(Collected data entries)

···

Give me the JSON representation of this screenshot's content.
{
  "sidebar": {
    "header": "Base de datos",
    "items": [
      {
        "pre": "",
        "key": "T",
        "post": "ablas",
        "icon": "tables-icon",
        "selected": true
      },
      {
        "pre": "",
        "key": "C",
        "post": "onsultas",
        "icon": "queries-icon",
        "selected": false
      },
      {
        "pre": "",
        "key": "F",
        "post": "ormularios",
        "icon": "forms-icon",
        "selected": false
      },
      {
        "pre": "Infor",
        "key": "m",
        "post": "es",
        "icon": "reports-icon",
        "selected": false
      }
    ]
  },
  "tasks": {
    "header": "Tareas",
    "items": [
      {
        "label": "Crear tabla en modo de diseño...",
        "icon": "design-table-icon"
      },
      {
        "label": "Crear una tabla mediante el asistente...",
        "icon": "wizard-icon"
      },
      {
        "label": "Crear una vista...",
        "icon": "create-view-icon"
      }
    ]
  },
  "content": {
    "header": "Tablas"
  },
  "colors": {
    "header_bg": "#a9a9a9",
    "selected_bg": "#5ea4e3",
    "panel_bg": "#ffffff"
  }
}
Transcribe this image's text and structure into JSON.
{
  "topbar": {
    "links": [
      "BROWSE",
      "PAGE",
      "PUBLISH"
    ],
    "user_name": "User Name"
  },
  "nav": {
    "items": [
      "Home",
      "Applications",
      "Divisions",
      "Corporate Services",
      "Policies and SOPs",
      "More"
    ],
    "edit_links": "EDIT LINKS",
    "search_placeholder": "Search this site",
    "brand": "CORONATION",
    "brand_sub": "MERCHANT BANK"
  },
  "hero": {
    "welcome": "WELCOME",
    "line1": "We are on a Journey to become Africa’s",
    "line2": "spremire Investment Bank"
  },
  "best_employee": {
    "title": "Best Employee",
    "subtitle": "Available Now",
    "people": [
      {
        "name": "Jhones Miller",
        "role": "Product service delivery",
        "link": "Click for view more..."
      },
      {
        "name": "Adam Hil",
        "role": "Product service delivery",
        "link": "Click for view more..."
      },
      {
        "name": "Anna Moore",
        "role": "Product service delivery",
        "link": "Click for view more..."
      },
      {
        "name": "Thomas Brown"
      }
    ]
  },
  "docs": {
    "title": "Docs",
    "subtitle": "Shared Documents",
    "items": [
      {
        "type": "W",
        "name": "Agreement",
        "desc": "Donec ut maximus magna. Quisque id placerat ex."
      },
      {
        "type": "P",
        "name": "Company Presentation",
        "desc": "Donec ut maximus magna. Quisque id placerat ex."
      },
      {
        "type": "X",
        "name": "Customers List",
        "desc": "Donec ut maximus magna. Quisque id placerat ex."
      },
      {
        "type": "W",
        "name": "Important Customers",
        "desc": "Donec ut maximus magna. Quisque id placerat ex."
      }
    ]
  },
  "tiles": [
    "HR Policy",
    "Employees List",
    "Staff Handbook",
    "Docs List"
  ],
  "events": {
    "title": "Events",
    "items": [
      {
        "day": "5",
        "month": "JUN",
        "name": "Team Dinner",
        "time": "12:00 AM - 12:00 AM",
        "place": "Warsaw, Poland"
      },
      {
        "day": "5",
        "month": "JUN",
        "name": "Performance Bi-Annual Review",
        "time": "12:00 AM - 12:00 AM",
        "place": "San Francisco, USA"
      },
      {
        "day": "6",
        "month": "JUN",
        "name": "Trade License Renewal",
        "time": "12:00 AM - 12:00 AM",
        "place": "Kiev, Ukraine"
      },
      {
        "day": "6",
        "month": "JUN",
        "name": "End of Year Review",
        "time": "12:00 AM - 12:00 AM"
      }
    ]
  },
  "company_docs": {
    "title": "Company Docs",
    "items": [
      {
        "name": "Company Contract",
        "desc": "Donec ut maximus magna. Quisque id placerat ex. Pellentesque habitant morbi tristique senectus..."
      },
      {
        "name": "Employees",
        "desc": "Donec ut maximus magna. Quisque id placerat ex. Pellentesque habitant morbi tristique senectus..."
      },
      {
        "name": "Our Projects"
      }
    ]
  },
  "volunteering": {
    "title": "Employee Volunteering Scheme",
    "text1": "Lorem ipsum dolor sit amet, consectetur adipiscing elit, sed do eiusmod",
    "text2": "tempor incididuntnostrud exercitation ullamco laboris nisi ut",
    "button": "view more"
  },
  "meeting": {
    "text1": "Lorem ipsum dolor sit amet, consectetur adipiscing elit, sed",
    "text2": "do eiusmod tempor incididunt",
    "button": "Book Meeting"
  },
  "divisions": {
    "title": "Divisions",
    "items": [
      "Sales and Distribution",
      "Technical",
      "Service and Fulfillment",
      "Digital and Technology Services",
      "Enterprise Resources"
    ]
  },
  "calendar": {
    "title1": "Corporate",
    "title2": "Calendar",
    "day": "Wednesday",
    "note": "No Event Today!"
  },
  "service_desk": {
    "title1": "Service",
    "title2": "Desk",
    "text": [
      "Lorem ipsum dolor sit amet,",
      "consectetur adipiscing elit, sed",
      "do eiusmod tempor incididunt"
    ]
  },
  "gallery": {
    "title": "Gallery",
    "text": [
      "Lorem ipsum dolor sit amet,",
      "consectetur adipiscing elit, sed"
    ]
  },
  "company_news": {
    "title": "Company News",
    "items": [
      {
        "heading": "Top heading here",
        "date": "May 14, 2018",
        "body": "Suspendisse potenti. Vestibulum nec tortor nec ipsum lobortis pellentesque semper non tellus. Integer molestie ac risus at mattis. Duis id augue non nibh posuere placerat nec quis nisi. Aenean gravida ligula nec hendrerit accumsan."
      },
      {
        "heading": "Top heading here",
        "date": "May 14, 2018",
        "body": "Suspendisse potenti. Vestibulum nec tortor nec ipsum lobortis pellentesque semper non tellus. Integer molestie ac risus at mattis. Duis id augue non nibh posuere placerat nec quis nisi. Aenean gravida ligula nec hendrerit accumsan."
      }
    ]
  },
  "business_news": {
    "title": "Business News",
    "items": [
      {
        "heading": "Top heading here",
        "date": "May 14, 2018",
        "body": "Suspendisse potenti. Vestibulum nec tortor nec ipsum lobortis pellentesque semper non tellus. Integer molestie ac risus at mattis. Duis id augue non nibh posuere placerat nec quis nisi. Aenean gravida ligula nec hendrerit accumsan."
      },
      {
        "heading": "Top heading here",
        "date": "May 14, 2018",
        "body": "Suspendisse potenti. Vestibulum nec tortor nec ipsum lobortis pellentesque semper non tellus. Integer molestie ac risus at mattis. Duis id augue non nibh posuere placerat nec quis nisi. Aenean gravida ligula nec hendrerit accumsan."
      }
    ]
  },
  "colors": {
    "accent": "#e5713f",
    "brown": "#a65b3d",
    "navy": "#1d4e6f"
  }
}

···

Task directions => Pick out the lines containing the string "subtitle" and show them.

Final result =>
    "subtitle": "Available Now",
    "subtitle": "Shared Documents",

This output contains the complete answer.